- _EXERCISE TASK_:
Images are not part of the copy; write out the rest of the data exactly as given.

- _RECORDS SUPPLIED_:
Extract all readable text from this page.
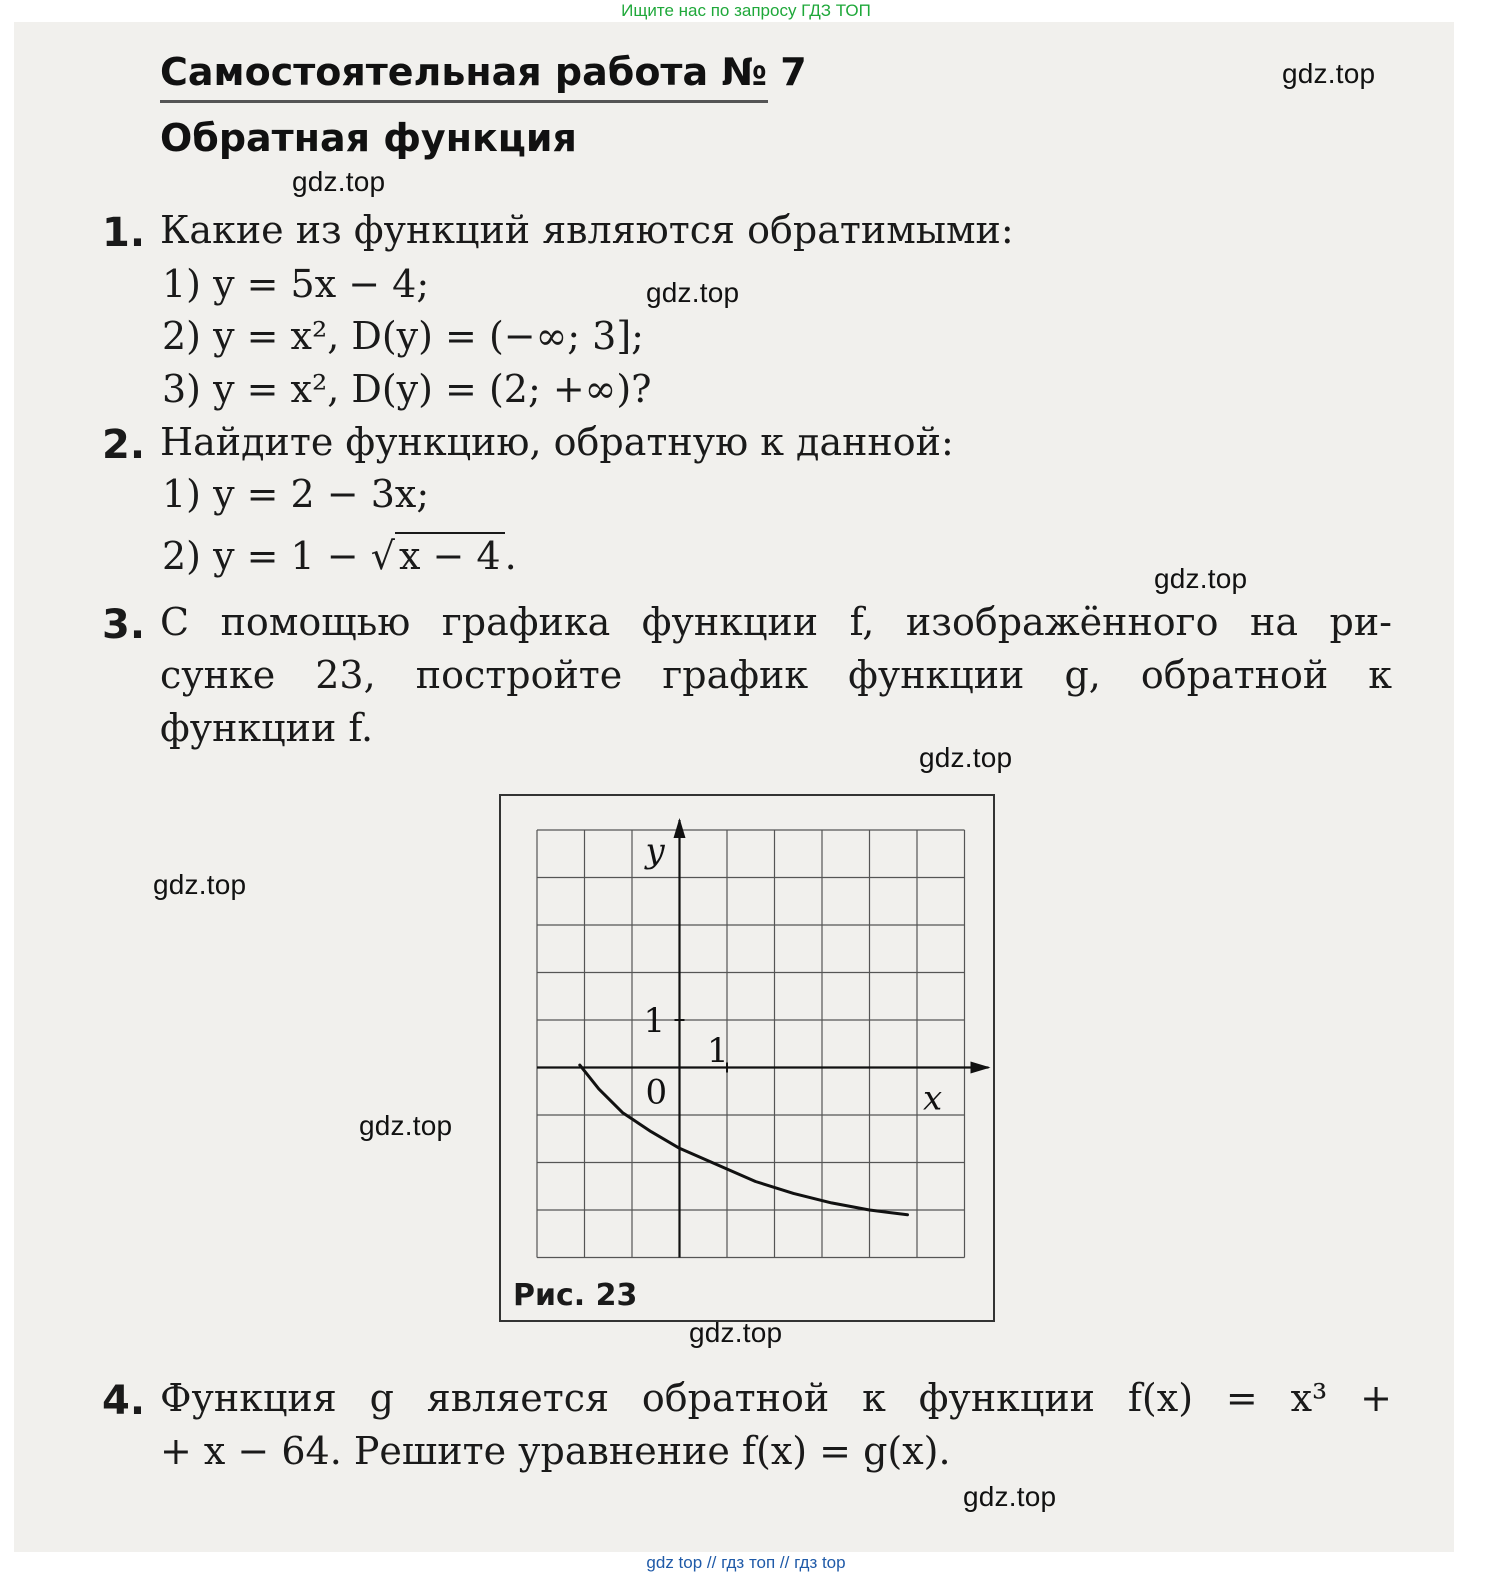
Ищите нас по запросу ГДЗ ТОП
Самостоятельная работа № 7
Обратная функция
1. Какие из функций являются обратимыми:
1) y = 5x − 4;
2) y = x², D(y) = (−∞; 3];
3) y = x², D(y) = (2; +∞)?
2. Найдите функцию, обратную к данной:
1) y = 2 − 3x;
2) y = 1 − √ x − 4 .
3. С помощью графика функции f, изображённого на ри-
сунке 23, постройте график функции g, обратной к
функции f.
y
x
0
1
1
Рис. 23
4. Функция g является обратной к функции f(x) = x³ +
+ x − 64. Решите уравнение f(x) = g(x).
gdz.top
gdz.top
gdz.top
gdz.top
gdz.top
gdz.top
gdz.top
gdz.top
gdz.top
gdz top // гдз топ // гдз top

- _ANSWER TO THIS TASK_:
Extract all readable text from this page.
Ищите нас по запросу ГДЗ ТОП
Самостоятельная работа № 7
Обратная функция
1. Какие из функций являются обратимыми:
1) y = 5x − 4;
2) y = x², D(y) = (−∞; 3];
3) y = x², D(y) = (2; +∞)?
2. Найдите функцию, обратную к данной:
1) y = 2 − 3x;
2) y = 1 − √ x − 4 .
3. С помощью графика функции f, изображённого на ри-
сунке 23, постройте график функции g, обратной к
функции f.
y
x
0
1
1
Рис. 23
4. Функция g является обратной к функции f(x) = x³ +
+ x − 64. Решите уравнение f(x) = g(x).
gdz.top
gdz.top
gdz.top
gdz.top
gdz.top
gdz.top
gdz.top
gdz.top
gdz.top
gdz top // гдз топ // гдз top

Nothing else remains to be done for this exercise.